---------- Trecho do texto ----------

O delegado da Polícia Civil de Mato Grosso, João Antônio Batista Ribeiro Torres, foi solto nessa terça-feira (25) após um mês de prisão preventiva. Ele é acusado de assédio sexual contra servidoras e estagiárias da Delegacia de Lucas do Rio Verde, além de suposto envolvimento em um esquema de propina. A decisão foi proferida pela Primeira Câmara Criminal do Tribunal de Justiça de Mato Grosso (TJMT), que concedeu parcialmente o habeas corpus mediante a adoção de medidas cautelares.
Entre as condições impostas pelo TJMT estão a obrigação de informar e comprovar seu endereço atual em juízo, manter distância de pelo menos 500 metros das vítimas e testemunhas, não se ausentar da comarca sem autorização judicial, cumprir recolhimento domiciliar noturno entre 22h e 5h, além de utilizar tornozeleira eletrônica. Ele também não poderá se envolver em novos delitos e permanecerá afastado das atividades presenciais, atuando exclusivamente em regime de teletrabalho.
As denúncias
De acordo com as investigações da Corregedoria-Geral da Polícia Civil, Torres teria exigido pagamentos indevidos em ao menos duas ocasiões. Em um dos episódios, ele teria cobrado R$ 30 mil de um motorista para evitar a abertura de um inquérito após um acidente de trânsito. Em outro caso, um advogado teria pago R$ 40 mil para que uma investigação sobre falsidade ideológica em documentos de propriedade rural fosse arquivada.

---------- Informações fornecidas ----------

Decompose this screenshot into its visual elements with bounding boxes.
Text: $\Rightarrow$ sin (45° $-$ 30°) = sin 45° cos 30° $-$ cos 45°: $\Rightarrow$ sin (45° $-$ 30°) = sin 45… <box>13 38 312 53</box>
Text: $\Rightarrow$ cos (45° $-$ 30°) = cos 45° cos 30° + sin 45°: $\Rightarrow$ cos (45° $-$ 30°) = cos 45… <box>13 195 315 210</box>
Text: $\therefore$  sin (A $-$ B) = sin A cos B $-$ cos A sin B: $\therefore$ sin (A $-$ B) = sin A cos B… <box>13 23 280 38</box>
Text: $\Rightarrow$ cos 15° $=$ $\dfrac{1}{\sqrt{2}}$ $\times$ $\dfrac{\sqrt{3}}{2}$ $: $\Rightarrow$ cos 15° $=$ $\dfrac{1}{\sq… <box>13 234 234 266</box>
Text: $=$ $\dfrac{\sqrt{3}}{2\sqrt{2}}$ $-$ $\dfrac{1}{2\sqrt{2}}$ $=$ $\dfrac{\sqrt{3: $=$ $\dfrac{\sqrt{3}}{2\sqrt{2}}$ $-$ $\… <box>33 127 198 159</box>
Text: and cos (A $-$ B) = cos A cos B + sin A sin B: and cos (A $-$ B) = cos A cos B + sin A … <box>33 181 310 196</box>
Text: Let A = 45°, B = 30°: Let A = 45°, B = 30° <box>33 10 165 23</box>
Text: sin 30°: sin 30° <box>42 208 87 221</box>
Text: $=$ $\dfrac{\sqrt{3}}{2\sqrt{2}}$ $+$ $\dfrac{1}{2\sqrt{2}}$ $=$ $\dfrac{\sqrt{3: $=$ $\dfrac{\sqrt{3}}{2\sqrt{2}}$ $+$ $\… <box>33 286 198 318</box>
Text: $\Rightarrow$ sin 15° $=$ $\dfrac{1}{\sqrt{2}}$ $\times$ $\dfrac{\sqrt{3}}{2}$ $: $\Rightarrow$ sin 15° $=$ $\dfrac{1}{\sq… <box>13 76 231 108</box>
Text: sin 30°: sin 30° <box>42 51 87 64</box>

----------

**Experimente:**
Por favor, diga em uma frase: no texto sobre o delegado, em que horário ele deve cumprir o recolhimento domiciliar noturno?

**Resposta do exercício:**
Ele deve cumprir o recolhimento domiciliar noturno entre 22h e 5h.